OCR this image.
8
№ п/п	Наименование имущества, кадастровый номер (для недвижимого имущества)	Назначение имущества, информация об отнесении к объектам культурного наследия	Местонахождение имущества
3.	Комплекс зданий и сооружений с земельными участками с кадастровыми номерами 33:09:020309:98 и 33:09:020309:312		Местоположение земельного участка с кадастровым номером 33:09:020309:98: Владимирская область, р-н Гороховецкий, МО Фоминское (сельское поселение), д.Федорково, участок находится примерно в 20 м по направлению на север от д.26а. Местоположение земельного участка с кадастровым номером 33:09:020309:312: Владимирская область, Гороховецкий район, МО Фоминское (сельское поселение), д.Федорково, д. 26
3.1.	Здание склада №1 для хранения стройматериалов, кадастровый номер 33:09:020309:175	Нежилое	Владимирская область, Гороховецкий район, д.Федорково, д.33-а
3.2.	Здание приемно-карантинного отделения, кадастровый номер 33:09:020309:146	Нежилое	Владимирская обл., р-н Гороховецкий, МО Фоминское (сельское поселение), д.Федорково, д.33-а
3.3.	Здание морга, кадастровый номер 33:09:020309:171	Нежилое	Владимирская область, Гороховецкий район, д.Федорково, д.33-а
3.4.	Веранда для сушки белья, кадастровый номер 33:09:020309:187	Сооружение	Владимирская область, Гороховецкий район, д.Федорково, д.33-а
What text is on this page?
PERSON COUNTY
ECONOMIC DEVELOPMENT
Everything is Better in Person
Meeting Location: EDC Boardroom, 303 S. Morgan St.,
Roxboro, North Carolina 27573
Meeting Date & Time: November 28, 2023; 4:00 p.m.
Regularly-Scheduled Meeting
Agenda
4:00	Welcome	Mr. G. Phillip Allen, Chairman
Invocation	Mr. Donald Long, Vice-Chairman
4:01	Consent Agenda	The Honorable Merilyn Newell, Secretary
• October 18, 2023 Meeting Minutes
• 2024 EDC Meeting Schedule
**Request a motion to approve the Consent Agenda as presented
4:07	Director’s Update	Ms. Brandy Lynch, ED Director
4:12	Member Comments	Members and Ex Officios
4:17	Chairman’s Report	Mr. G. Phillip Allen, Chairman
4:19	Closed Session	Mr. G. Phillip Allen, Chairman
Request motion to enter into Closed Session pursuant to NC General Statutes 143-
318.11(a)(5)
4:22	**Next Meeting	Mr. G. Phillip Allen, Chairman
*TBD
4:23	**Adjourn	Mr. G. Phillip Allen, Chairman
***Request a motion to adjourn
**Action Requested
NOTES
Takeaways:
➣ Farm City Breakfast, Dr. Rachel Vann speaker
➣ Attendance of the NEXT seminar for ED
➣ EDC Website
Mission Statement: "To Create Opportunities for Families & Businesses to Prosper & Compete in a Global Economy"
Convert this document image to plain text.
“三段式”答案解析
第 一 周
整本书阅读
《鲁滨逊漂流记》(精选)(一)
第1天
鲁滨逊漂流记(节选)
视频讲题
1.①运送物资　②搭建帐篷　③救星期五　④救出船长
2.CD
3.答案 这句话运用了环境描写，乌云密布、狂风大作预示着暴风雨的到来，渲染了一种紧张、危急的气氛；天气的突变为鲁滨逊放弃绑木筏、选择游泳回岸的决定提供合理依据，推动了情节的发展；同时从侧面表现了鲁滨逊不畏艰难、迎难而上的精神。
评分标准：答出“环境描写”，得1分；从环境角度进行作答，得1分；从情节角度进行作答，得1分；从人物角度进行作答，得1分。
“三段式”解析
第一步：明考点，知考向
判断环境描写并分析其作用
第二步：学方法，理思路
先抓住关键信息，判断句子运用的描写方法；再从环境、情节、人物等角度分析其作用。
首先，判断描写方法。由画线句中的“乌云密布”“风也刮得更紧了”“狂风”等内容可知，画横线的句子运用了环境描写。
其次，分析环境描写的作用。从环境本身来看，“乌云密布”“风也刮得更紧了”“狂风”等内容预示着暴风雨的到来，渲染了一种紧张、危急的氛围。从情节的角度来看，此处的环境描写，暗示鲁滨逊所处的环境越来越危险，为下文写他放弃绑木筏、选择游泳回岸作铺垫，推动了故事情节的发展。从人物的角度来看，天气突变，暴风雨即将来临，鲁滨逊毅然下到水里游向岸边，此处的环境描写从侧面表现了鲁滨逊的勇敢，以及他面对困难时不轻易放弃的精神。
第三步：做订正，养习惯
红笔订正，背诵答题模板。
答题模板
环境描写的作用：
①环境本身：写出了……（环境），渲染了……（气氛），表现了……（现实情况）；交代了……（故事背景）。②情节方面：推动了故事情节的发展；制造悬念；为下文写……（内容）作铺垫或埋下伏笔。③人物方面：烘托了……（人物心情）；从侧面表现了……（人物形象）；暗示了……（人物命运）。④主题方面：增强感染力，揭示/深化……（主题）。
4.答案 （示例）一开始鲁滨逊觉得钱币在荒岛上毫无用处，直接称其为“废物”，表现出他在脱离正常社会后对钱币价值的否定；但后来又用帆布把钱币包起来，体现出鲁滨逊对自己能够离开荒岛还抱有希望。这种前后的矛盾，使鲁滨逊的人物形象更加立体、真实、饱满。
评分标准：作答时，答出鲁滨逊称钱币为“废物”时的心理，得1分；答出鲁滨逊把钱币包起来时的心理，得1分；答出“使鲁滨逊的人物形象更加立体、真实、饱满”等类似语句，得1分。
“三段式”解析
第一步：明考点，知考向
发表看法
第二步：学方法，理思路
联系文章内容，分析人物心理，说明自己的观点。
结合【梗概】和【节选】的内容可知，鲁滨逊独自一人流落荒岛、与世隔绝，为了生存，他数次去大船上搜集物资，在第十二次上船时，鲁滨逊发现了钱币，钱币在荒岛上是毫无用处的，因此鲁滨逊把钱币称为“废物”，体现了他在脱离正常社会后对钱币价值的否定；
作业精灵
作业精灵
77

» **EXERCISE TASK**
Copy out each line exactly as written.

» **TASK RESPONSE**
OCR this image.
8
№ п/п	Наименование имущества, кадастровый номер (для недвижимого имущества)	Назначение имущества, информация об отнесении к объектам культурного наследия	Местонахождение имущества
3.	Комплекс зданий и сооружений с земельными участками с кадастровыми номерами 33:09:020309:98 и 33:09:020309:312		Местоположение земельного участка с кадастровым номером 33:09:020309:98: Владимирская область, р-н Гороховецкий, МО Фоминское (сельское поселение), д.Федорково, участок находится примерно в 20 м по направлению на север от д.26а. Местоположение земельного участка с кадастровым номером 33:09:020309:312: Владимирская область, Гороховецкий район, МО Фоминское (сельское поселение), д.Федорково, д. 26
3.1.	Здание склада №1 для хранения стройматериалов, кадастровый номер 33:09:020309:175	Нежилое	Владимирская область, Гороховецкий район, д.Федорково, д.33-а
3.2.	Здание приемно-карантинного отделения, кадастровый номер 33:09:020309:146	Нежилое	Владимирская обл., р-н Гороховецкий, МО Фоминское (сельское поселение), д.Федорково, д.33-а
3.3.	Здание морга, кадастровый номер 33:09:020309:171	Нежилое	Владимирская область, Гороховецкий район, д.Федорково, д.33-а
3.4.	Веранда для сушки белья, кадастровый номер 33:09:020309:187	Сооружение	Владимирская область, Гороховецкий район, д.Федорково, д.33-а
What text is on this page?
PERSON COUNTY
ECONOMIC DEVELOPMENT
Everything is Better in Person
Meeting Location: EDC Boardroom, 303 S. Morgan St.,
Roxboro, North Carolina 27573
Meeting Date & Time: November 28, 2023; 4:00 p.m.
Regularly-Scheduled Meeting
Agenda
4:00	Welcome	Mr. G. Phillip Allen, Chairman
Invocation	Mr. Donald Long, Vice-Chairman
4:01	Consent Agenda	The Honorable Merilyn Newell, Secretary
• October 18, 2023 Meeting Minutes
• 2024 EDC Meeting Schedule
**Request a motion to approve the Consent Agenda as presented
4:07	Director’s Update	Ms. Brandy Lynch, ED Director
4:12	Member Comments	Members and Ex Officios
4:17	Chairman’s Report	Mr. G. Phillip Allen, Chairman
4:19	Closed Session	Mr. G. Phillip Allen, Chairman
Request motion to enter into Closed Session pursuant to NC General Statutes 143-
318.11(a)(5)
4:22	**Next Meeting	Mr. G. Phillip Allen, Chairman
*TBD
4:23	**Adjourn	Mr. G. Phillip Allen, Chairman
***Request a motion to adjourn
**Action Requested
NOTES
Takeaways:
➣ Farm City Breakfast, Dr. Rachel Vann speaker
➣ Attendance of the NEXT seminar for ED
➣ EDC Website
Mission Statement: "To Create Opportunities for Families & Businesses to Prosper & Compete in a Global Economy"
Convert this document image to plain text.
“三段式”答案解析
第 一 周
整本书阅读
《鲁滨逊漂流记》(精选)(一)
第1天
鲁滨逊漂流记(节选)
视频讲题
1.①运送物资　②搭建帐篷　③救星期五　④救出船长
2.CD
3.答案 这句话运用了环境描写，乌云密布、狂风大作预示着暴风雨的到来，渲染了一种紧张、危急的气氛；天气的突变为鲁滨逊放弃绑木筏、选择游泳回岸的决定提供合理依据，推动了情节的发展；同时从侧面表现了鲁滨逊不畏艰难、迎难而上的精神。
评分标准：答出“环境描写”，得1分；从环境角度进行作答，得1分；从情节角度进行作答，得1分；从人物角度进行作答，得1分。
“三段式”解析
第一步：明考点，知考向
判断环境描写并分析其作用
第二步：学方法，理思路
先抓住关键信息，判断句子运用的描写方法；再从环境、情节、人物等角度分析其作用。
首先，判断描写方法。由画线句中的“乌云密布”“风也刮得更紧了”“狂风”等内容可知，画横线的句子运用了环境描写。
其次，分析环境描写的作用。从环境本身来看，“乌云密布”“风也刮得更紧了”“狂风”等内容预示着暴风雨的到来，渲染了一种紧张、危急的氛围。从情节的角度来看，此处的环境描写，暗示鲁滨逊所处的环境越来越危险，为下文写他放弃绑木筏、选择游泳回岸作铺垫，推动了故事情节的发展。从人物的角度来看，天气突变，暴风雨即将来临，鲁滨逊毅然下到水里游向岸边，此处的环境描写从侧面表现了鲁滨逊的勇敢，以及他面对困难时不轻易放弃的精神。
第三步：做订正，养习惯
红笔订正，背诵答题模板。
答题模板
环境描写的作用：
①环境本身：写出了……（环境），渲染了……（气氛），表现了……（现实情况）；交代了……（故事背景）。②情节方面：推动了故事情节的发展；制造悬念；为下文写……（内容）作铺垫或埋下伏笔。③人物方面：烘托了……（人物心情）；从侧面表现了……（人物形象）；暗示了……（人物命运）。④主题方面：增强感染力，揭示/深化……（主题）。
4.答案 （示例）一开始鲁滨逊觉得钱币在荒岛上毫无用处，直接称其为“废物”，表现出他在脱离正常社会后对钱币价值的否定；但后来又用帆布把钱币包起来，体现出鲁滨逊对自己能够离开荒岛还抱有希望。这种前后的矛盾，使鲁滨逊的人物形象更加立体、真实、饱满。
评分标准：作答时，答出鲁滨逊称钱币为“废物”时的心理，得1分；答出鲁滨逊把钱币包起来时的心理，得1分；答出“使鲁滨逊的人物形象更加立体、真实、饱满”等类似语句，得1分。
“三段式”解析
第一步：明考点，知考向
发表看法
第二步：学方法，理思路
联系文章内容，分析人物心理，说明自己的观点。
结合【梗概】和【节选】的内容可知，鲁滨逊独自一人流落荒岛、与世隔绝，为了生存，他数次去大船上搜集物资，在第十二次上船时，鲁滨逊发现了钱币，钱币在荒岛上是毫无用处的，因此鲁滨逊把钱币称为“废物”，体现了他在脱离正常社会后对钱币价值的否定；
作业精灵
作业精灵
77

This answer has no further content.